Dataset entries
========================================================================

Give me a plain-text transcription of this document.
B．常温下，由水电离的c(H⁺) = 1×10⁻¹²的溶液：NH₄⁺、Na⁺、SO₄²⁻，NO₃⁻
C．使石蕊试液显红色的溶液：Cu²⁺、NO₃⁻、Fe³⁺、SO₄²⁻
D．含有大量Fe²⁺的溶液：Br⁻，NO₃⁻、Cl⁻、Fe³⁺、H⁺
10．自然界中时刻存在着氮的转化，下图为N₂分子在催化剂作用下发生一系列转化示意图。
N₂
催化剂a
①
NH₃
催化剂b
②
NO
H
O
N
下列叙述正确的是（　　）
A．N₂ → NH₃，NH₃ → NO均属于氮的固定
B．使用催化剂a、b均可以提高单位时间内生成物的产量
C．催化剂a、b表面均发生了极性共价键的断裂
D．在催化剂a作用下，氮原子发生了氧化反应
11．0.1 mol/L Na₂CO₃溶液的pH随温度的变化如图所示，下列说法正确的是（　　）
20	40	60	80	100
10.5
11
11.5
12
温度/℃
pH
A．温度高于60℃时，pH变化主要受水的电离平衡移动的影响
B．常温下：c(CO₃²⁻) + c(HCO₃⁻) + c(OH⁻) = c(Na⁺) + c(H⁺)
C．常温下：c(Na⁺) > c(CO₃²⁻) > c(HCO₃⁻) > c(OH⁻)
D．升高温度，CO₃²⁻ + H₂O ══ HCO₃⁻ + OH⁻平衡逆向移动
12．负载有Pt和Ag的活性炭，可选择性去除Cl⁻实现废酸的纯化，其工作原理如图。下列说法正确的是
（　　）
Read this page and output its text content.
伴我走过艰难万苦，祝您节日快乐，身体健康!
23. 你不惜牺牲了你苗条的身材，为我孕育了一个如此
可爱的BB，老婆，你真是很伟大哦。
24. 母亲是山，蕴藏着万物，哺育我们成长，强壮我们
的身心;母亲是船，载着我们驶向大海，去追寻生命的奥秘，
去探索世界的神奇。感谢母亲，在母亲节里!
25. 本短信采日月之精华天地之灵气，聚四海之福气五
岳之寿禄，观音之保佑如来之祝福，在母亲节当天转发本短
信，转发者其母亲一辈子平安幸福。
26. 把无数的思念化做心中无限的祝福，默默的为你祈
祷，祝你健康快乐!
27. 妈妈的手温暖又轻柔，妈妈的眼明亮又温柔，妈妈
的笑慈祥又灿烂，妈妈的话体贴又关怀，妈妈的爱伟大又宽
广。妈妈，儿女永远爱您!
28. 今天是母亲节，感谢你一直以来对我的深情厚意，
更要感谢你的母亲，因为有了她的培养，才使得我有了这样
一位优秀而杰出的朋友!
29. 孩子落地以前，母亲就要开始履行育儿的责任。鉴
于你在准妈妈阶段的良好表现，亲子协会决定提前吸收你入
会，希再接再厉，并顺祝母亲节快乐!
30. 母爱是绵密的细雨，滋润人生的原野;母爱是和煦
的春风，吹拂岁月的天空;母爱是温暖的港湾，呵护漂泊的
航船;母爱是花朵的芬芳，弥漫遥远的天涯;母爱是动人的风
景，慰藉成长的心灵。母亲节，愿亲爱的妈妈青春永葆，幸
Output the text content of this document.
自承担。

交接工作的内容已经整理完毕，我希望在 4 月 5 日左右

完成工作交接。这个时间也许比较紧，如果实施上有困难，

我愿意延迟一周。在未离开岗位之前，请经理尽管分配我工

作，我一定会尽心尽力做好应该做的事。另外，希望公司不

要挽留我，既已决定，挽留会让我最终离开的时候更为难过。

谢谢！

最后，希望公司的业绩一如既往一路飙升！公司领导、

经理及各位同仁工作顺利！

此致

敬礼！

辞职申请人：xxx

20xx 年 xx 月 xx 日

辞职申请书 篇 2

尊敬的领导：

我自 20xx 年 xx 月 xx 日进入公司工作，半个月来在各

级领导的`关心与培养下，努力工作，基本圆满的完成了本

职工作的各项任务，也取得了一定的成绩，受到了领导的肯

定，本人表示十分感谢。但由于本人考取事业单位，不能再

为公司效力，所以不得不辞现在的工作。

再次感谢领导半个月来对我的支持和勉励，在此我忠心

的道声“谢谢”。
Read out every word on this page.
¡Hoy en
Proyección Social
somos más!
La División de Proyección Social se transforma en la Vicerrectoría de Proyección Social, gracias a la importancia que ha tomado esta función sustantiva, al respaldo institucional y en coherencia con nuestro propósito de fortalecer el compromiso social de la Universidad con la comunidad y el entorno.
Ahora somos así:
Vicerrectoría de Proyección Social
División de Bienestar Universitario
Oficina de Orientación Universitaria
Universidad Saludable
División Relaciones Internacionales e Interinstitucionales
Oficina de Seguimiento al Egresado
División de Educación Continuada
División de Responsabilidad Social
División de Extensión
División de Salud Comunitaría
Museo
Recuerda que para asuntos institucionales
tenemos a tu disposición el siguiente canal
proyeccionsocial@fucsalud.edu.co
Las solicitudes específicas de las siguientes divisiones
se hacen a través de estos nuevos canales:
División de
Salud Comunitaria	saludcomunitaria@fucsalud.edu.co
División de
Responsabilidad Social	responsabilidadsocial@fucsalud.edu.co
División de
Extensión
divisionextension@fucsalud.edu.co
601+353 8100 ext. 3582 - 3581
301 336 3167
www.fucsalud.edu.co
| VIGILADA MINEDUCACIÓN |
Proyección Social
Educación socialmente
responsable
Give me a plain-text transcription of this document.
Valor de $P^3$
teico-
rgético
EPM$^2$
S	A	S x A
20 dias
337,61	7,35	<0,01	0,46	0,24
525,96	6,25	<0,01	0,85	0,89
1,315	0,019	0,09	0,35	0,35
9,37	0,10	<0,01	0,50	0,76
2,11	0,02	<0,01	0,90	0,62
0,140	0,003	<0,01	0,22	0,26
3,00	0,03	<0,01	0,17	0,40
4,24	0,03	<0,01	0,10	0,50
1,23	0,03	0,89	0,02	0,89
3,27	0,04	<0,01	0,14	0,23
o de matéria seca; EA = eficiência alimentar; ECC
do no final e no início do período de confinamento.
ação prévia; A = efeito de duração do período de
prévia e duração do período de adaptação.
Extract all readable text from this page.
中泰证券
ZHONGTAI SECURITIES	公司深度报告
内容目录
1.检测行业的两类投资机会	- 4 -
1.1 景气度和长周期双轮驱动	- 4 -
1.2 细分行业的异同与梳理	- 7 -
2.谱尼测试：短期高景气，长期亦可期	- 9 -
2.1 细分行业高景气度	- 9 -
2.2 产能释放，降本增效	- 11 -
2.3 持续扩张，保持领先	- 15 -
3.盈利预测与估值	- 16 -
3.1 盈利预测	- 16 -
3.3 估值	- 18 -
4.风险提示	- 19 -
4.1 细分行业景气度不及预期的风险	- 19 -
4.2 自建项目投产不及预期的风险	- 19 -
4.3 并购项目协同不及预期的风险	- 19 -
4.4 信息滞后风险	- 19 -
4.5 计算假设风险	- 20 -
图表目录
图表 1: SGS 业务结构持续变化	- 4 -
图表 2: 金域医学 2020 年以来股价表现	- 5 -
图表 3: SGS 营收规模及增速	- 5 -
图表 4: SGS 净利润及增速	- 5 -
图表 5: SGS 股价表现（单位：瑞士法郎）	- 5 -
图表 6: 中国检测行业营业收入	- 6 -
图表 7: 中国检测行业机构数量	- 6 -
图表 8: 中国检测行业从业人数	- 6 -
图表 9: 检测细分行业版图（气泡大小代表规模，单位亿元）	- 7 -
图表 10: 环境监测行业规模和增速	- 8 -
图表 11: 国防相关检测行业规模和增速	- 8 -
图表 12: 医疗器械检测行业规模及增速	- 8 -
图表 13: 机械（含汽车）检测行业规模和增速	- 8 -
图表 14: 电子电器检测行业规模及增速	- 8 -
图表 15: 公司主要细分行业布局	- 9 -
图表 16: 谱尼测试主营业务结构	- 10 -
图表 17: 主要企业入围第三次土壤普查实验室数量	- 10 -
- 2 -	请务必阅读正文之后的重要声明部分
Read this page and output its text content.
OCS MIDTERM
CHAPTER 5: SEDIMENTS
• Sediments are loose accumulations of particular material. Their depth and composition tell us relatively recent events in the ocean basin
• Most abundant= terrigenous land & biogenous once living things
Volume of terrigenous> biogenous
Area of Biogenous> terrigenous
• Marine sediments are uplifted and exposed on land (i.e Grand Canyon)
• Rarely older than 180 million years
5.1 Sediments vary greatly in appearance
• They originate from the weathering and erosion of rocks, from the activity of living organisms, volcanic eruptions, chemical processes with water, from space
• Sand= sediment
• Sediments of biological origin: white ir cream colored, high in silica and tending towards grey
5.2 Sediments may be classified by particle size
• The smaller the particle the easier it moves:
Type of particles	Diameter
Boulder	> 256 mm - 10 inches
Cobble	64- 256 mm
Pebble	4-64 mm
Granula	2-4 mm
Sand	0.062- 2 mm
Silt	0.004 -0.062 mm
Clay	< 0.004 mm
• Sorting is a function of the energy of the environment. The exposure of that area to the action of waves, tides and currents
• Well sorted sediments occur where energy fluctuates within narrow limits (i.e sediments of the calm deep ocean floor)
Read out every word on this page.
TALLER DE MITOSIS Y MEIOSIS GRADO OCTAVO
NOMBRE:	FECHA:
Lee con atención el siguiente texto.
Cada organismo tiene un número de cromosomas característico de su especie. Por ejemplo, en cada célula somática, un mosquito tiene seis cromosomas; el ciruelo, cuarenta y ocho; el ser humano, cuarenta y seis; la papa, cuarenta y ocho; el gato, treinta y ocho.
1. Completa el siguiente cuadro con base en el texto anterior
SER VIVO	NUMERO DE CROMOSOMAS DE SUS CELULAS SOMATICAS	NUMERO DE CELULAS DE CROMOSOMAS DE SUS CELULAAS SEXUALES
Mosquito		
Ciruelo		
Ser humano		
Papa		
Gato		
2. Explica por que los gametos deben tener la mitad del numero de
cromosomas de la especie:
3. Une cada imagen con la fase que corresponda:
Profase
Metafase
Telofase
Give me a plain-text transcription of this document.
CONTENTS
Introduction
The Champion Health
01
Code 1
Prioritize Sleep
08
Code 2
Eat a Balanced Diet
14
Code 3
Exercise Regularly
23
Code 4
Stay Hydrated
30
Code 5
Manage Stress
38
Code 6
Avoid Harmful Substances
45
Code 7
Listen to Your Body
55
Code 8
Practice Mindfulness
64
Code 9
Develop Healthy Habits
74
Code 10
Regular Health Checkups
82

========================================================================

# Problem to solve
Select every line above that contains the word "fucsalud", and copy it.

# Written response
proyeccionsocial@fucsalud.edu.co
Salud Comunitaria	saludcomunitaria@fucsalud.edu.co
Responsabilidad Social	responsabilidadsocial@fucsalud.edu.co
divisionextension@fucsalud.edu.co
www.fucsalud.edu.co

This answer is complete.